Your goal
Go through the listing beneath this task and return every line that carries the string "series".
** begin **
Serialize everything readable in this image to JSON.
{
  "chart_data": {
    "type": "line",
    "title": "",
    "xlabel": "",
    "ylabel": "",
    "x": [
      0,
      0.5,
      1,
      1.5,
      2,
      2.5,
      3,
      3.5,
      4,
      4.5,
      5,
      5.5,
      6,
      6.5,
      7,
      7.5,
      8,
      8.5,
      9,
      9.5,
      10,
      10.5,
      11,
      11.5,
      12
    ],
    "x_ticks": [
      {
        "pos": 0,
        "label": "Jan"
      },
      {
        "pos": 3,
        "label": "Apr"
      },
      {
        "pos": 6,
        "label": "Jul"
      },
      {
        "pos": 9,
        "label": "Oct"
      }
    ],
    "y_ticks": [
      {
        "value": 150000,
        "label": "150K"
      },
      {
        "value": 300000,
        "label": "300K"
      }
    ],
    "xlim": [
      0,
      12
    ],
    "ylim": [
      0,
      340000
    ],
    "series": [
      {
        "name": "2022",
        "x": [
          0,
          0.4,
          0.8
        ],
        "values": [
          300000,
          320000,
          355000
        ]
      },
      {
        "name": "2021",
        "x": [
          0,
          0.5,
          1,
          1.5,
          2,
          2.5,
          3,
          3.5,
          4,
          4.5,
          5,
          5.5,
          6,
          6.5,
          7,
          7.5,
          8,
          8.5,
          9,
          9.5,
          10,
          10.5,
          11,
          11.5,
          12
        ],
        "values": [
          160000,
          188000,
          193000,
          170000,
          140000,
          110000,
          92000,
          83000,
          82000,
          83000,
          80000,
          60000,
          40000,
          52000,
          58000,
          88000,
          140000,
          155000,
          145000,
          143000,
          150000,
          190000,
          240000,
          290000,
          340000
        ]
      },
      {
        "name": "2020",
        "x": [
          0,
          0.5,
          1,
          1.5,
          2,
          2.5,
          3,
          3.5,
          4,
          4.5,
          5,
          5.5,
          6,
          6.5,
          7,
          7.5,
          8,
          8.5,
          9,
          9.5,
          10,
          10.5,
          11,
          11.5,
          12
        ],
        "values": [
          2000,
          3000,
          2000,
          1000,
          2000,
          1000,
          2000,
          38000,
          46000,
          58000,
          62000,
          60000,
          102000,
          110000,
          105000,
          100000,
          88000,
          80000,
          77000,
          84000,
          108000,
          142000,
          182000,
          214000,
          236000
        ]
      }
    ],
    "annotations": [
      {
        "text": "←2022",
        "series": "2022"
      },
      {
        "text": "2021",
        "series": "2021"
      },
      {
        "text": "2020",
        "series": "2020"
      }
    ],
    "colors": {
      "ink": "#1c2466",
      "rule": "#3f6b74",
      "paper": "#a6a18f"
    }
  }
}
** end **
Expected answer
    "series": [
        "series": "2022"
        "series": "2021"
        "series": "2020"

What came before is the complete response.